• Written task
Everything in the listing except the pictures should be written out exactly.

• Record list

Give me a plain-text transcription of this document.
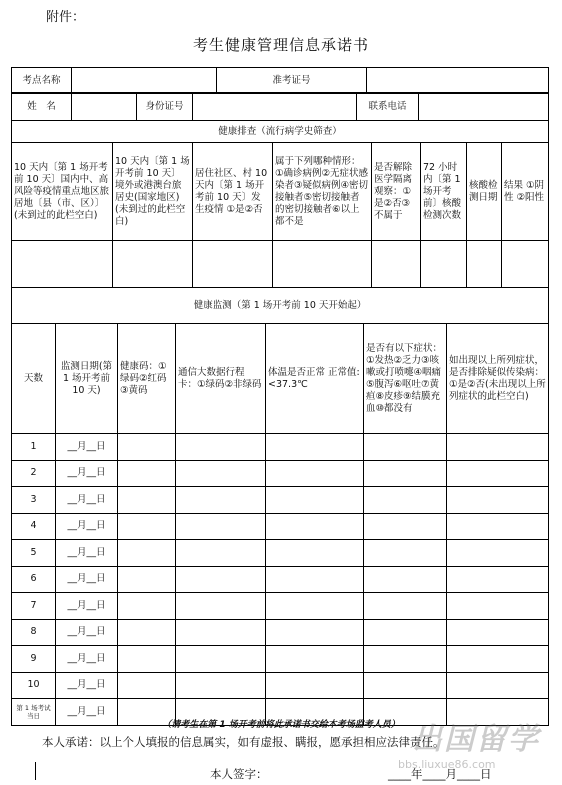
附件：
考生健康管理信息承诺书
考点名称		准考证号	
姓　名		身份证号		联系电话	
健康排查（流行病学史筛查）							
10 天内〔第 1 场开考前 10 天〕国内中、高风险等疫情重点地区旅居地〔县（市、区）〕(未到过的此栏空白)	10 天内〔第 1 场开考前 10 天〕境外或港澳台旅居史(国家地区)(未到过的此栏空白)	居住社区、村 10 天内〔第 1 场开考前 10 天〕发生疫情 ①是②否	属于下列哪种情形：①确诊病例②无症状感染者③疑似病例④密切接触者⑤密切接触者的密切接触者⑥以上都不是	是否解除医学隔离观察：①是②否③不属于	72 小时内〔第 1 场开考前〕核酸检测次数	核酸检测日期	结果 ①阴性 ②阳性

健康监测（第 1 场开考前 10 天开始起）						
天数	监测日期(第 1 场开考前 10 天)	健康码：①绿码②红码③黄码	通信大数据行程卡：①绿码②非绿码	体温是否正常 正常值:<37.3℃	是否有以下症状：①发热②乏力③咳嗽或打喷嚏④咽痛⑤腹泻⑥呕吐⑦黄疸⑧皮疹⑨结膜充血⑩都没有	如出现以上所列症状，是否排除疑似传染病：①是②否(未出现以上所列症状的此栏空白)
1	__月__日					
2	__月__日					
3	__月__日					
4	__月__日					
5	__月__日					
6	__月__日					
7	__月__日					
8	__月__日					
9	__月__日					
10	__月__日					
第 1 场考试当日	__月__日					
（请考生在第 1 场开考前将此承诺书交给本考场监考人员）
本人承诺：以上个人填报的信息属实，如有虚报、瞒报，愿承担相应法律责任。
本人签字：	____年____月____日
出国留学
bbs.liuxue86.com
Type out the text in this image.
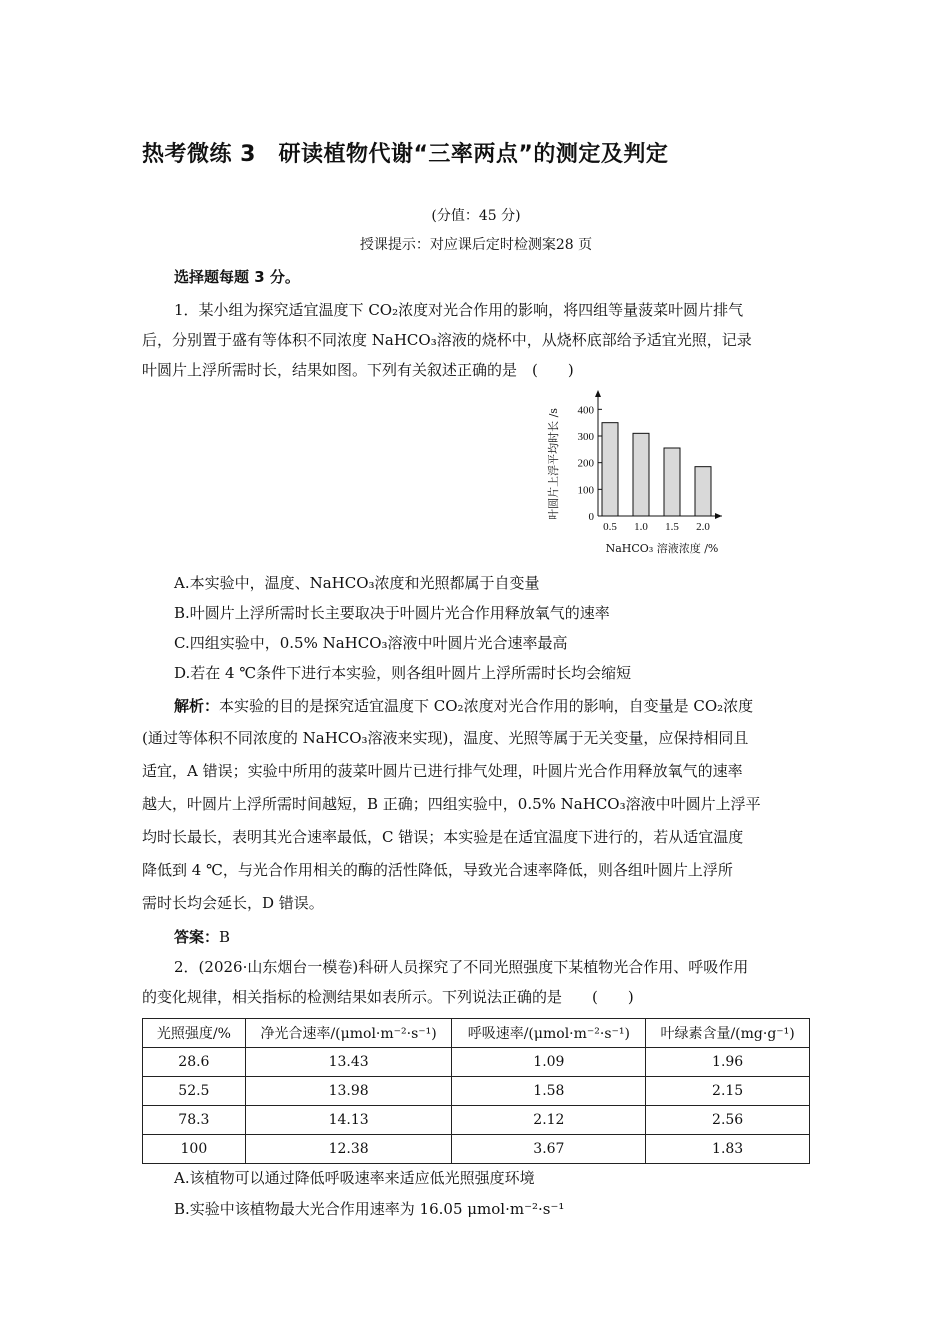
热考微练 3　研读植物代谢“三率两点”的测定及判定
(分值：45 分)
授课提示：对应课后定时检测案28 页
选择题每题 3 分。
1．某小组为探究适宜温度下 CO₂浓度对光合作用的影响，将四组等量菠菜叶圆片排气
后，分别置于盛有等体积不同浓度 NaHCO₃溶液的烧杯中，从烧杯底部给予适宜光照，记录
叶圆片上浮所需时长，结果如图。下列有关叙述正确的是　(　　)
0
100
200
300
400
0.5 1.0 1.5 2.0
NaHCO₃ 溶液浓度 /%
叶圆片上浮平均时长 /s
A.本实验中，温度、NaHCO₃浓度和光照都属于自变量
B.叶圆片上浮所需时长主要取决于叶圆片光合作用释放氧气的速率
C.四组实验中，0.5% NaHCO₃溶液中叶圆片光合速率最高
D.若在 4 ℃条件下进行本实验，则各组叶圆片上浮所需时长均会缩短
解析：本实验的目的是探究适宜温度下 CO₂浓度对光合作用的影响，自变量是 CO₂浓度
(通过等体积不同浓度的 NaHCO₃溶液来实现)，温度、光照等属于无关变量，应保持相同且
适宜，A 错误；实验中所用的菠菜叶圆片已进行排气处理，叶圆片光合作用释放氧气的速率
越大，叶圆片上浮所需时间越短，B 正确；四组实验中，0.5% NaHCO₃溶液中叶圆片上浮平
均时长最长，表明其光合速率最低，C 错误；本实验是在适宜温度下进行的，若从适宜温度
降低到 4 ℃，与光合作用相关的酶的活性降低，导致光合速率降低，则各组叶圆片上浮所
需时长均会延长，D 错误。
答案：B
2．(2026·山东烟台一模卷)科研人员探究了不同光照强度下某植物光合作用、呼吸作用
的变化规律，相关指标的检测结果如表所示。下列说法正确的是　　(　　)
光照强度/%	净光合速率/(μmol·m⁻²·s⁻¹)	呼吸速率/(μmol·m⁻²·s⁻¹)	叶绿素含量/(mg·g⁻¹)
28.6	13.43	1.09	1.96
52.5	13.98	1.58	2.15
78.3	14.13	2.12	2.56
100	12.38	3.67	1.83
A.该植物可以通过降低呼吸速率来适应低光照强度环境
B.实验中该植物最大光合作用速率为 16.05 μmol·m⁻²·s⁻¹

• Output
Give me a plain-text transcription of this document.
附件：
考生健康管理信息承诺书
考点名称		准考证号	
姓　名		身份证号		联系电话	
健康排查（流行病学史筛查）							
10 天内〔第 1 场开考前 10 天〕国内中、高风险等疫情重点地区旅居地〔县（市、区）〕(未到过的此栏空白)	10 天内〔第 1 场开考前 10 天〕境外或港澳台旅居史(国家地区)(未到过的此栏空白)	居住社区、村 10 天内〔第 1 场开考前 10 天〕发生疫情 ①是②否	属于下列哪种情形：①确诊病例②无症状感染者③疑似病例④密切接触者⑤密切接触者的密切接触者⑥以上都不是	是否解除医学隔离观察：①是②否③不属于	72 小时内〔第 1 场开考前〕核酸检测次数	核酸检测日期	结果 ①阴性 ②阳性

健康监测（第 1 场开考前 10 天开始起）						
天数	监测日期(第 1 场开考前 10 天)	健康码：①绿码②红码③黄码	通信大数据行程卡：①绿码②非绿码	体温是否正常 正常值:<37.3℃	是否有以下症状：①发热②乏力③咳嗽或打喷嚏④咽痛⑤腹泻⑥呕吐⑦黄疸⑧皮疹⑨结膜充血⑩都没有	如出现以上所列症状，是否排除疑似传染病：①是②否(未出现以上所列症状的此栏空白)
1	__月__日					
2	__月__日					
3	__月__日					
4	__月__日					
5	__月__日					
6	__月__日					
7	__月__日					
8	__月__日					
9	__月__日					
10	__月__日					
第 1 场考试当日	__月__日					
（请考生在第 1 场开考前将此承诺书交给本考场监考人员）
本人承诺：以上个人填报的信息属实，如有虚报、瞒报，愿承担相应法律责任。
本人签字：	____年____月____日
出国留学
bbs.liuxue86.com
Type out the text in this image.
热考微练 3　研读植物代谢“三率两点”的测定及判定
(分值：45 分)
授课提示：对应课后定时检测案28 页
选择题每题 3 分。
1．某小组为探究适宜温度下 CO₂浓度对光合作用的影响，将四组等量菠菜叶圆片排气
后，分别置于盛有等体积不同浓度 NaHCO₃溶液的烧杯中，从烧杯底部给予适宜光照，记录
叶圆片上浮所需时长，结果如图。下列有关叙述正确的是　(　　)
0
100
200
300
400
0.5 1.0 1.5 2.0
NaHCO₃ 溶液浓度 /%
叶圆片上浮平均时长 /s
A.本实验中，温度、NaHCO₃浓度和光照都属于自变量
B.叶圆片上浮所需时长主要取决于叶圆片光合作用释放氧气的速率
C.四组实验中，0.5% NaHCO₃溶液中叶圆片光合速率最高
D.若在 4 ℃条件下进行本实验，则各组叶圆片上浮所需时长均会缩短
解析：本实验的目的是探究适宜温度下 CO₂浓度对光合作用的影响，自变量是 CO₂浓度
(通过等体积不同浓度的 NaHCO₃溶液来实现)，温度、光照等属于无关变量，应保持相同且
适宜，A 错误；实验中所用的菠菜叶圆片已进行排气处理，叶圆片光合作用释放氧气的速率
越大，叶圆片上浮所需时间越短，B 正确；四组实验中，0.5% NaHCO₃溶液中叶圆片上浮平
均时长最长，表明其光合速率最低，C 错误；本实验是在适宜温度下进行的，若从适宜温度
降低到 4 ℃，与光合作用相关的酶的活性降低，导致光合速率降低，则各组叶圆片上浮所
需时长均会延长，D 错误。
答案：B
2．(2026·山东烟台一模卷)科研人员探究了不同光照强度下某植物光合作用、呼吸作用
的变化规律，相关指标的检测结果如表所示。下列说法正确的是　　(　　)
光照强度/%	净光合速率/(μmol·m⁻²·s⁻¹)	呼吸速率/(μmol·m⁻²·s⁻¹)	叶绿素含量/(mg·g⁻¹)
28.6	13.43	1.09	1.96
52.5	13.98	1.58	2.15
78.3	14.13	2.12	2.56
100	12.38	3.67	1.83
A.该植物可以通过降低呼吸速率来适应低光照强度环境
B.实验中该植物最大光合作用速率为 16.05 μmol·m⁻²·s⁻¹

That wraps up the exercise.